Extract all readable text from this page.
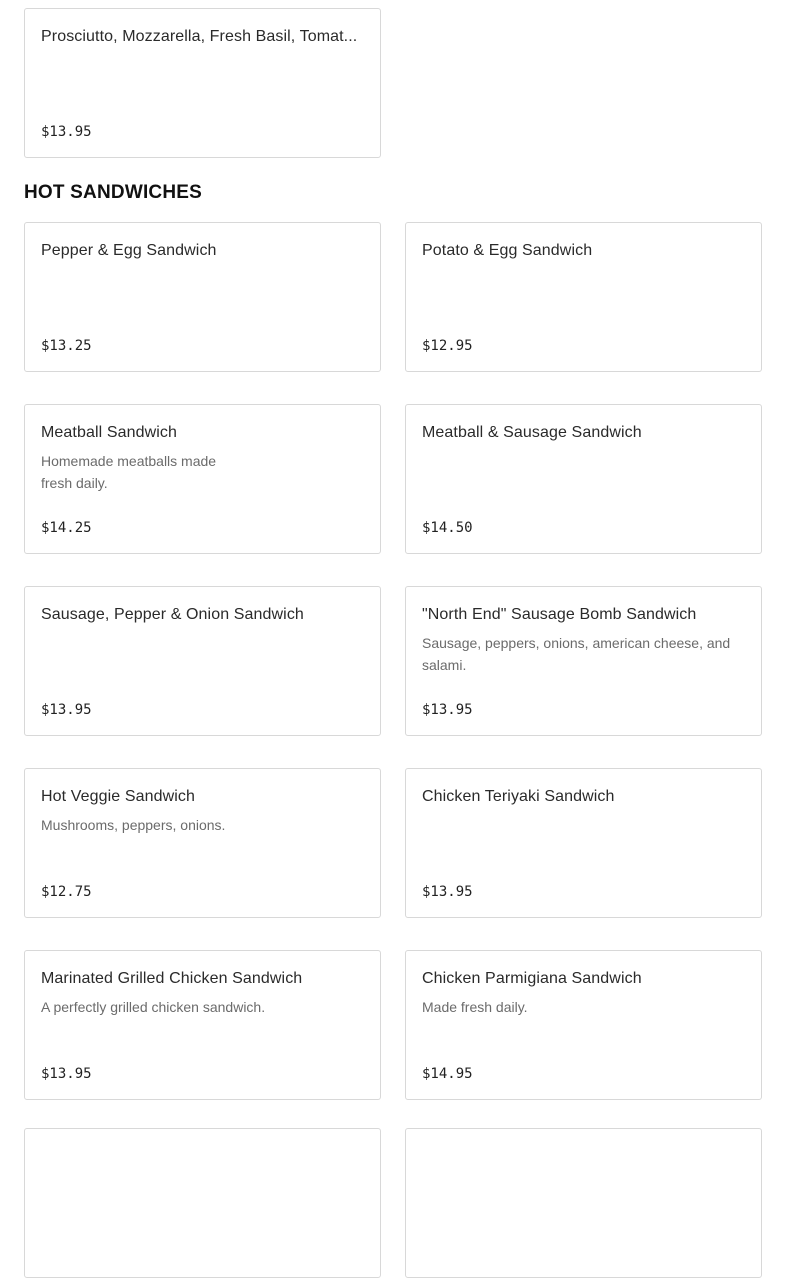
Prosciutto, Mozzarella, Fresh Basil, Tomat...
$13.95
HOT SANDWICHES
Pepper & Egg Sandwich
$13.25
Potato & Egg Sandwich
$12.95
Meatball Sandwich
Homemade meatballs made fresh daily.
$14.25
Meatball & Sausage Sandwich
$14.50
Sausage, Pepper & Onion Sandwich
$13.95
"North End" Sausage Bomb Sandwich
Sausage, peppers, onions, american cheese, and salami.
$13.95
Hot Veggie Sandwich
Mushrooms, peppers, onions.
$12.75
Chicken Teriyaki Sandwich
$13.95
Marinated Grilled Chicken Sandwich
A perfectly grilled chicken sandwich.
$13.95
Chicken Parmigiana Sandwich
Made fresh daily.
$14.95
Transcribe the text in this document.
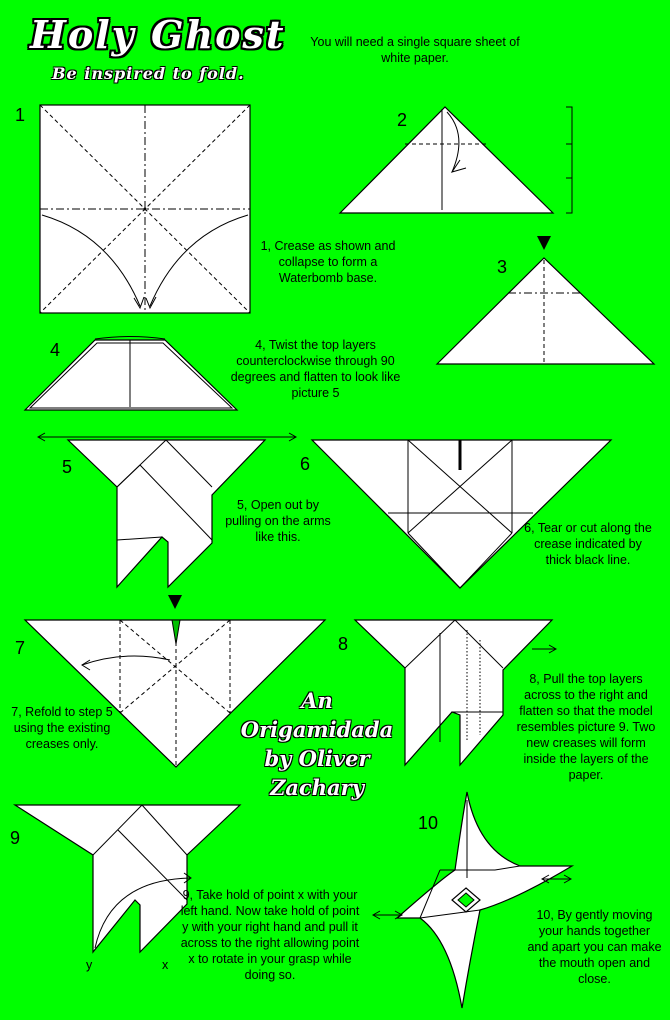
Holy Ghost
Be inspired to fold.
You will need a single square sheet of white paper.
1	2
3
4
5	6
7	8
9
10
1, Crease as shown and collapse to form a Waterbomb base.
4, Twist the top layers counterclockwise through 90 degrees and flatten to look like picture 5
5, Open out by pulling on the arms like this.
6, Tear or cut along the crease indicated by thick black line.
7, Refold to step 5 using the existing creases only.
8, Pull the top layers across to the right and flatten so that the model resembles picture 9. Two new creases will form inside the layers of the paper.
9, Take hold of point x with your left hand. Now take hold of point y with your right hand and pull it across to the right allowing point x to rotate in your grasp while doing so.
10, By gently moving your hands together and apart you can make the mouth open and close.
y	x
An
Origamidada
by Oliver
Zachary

> **WORK INSTRUCTIONS**
Repeat every record above exactly, but leave out any pictures.

> **FINISHED EXERCISE**
Extract all readable text from this page.
Prosciutto, Mozzarella, Fresh Basil, Tomat...
$13.95
HOT SANDWICHES
Pepper & Egg Sandwich
$13.25
Potato & Egg Sandwich
$12.95
Meatball Sandwich
Homemade meatballs made fresh daily.
$14.25
Meatball & Sausage Sandwich
$14.50
Sausage, Pepper & Onion Sandwich
$13.95
"North End" Sausage Bomb Sandwich
Sausage, peppers, onions, american cheese, and salami.
$13.95
Hot Veggie Sandwich
Mushrooms, peppers, onions.
$12.75
Chicken Teriyaki Sandwich
$13.95
Marinated Grilled Chicken Sandwich
A perfectly grilled chicken sandwich.
$13.95
Chicken Parmigiana Sandwich
Made fresh daily.
$14.95
Transcribe the text in this document.
Holy Ghost
Be inspired to fold.
You will need a single square sheet of white paper.
1	2
3
4
5	6
7	8
9
10
1, Crease as shown and collapse to form a Waterbomb base.
4, Twist the top layers counterclockwise through 90 degrees and flatten to look like picture 5
5, Open out by pulling on the arms like this.
6, Tear or cut along the crease indicated by thick black line.
7, Refold to step 5 using the existing creases only.
8, Pull the top layers across to the right and flatten so that the model resembles picture 9. Two new creases will form inside the layers of the paper.
9, Take hold of point x with your left hand. Now take hold of point y with your right hand and pull it across to the right allowing point x to rotate in your grasp while doing so.
10, By gently moving your hands together and apart you can make the mouth open and close.
y	x
An
Origamidada
by Oliver
Zachary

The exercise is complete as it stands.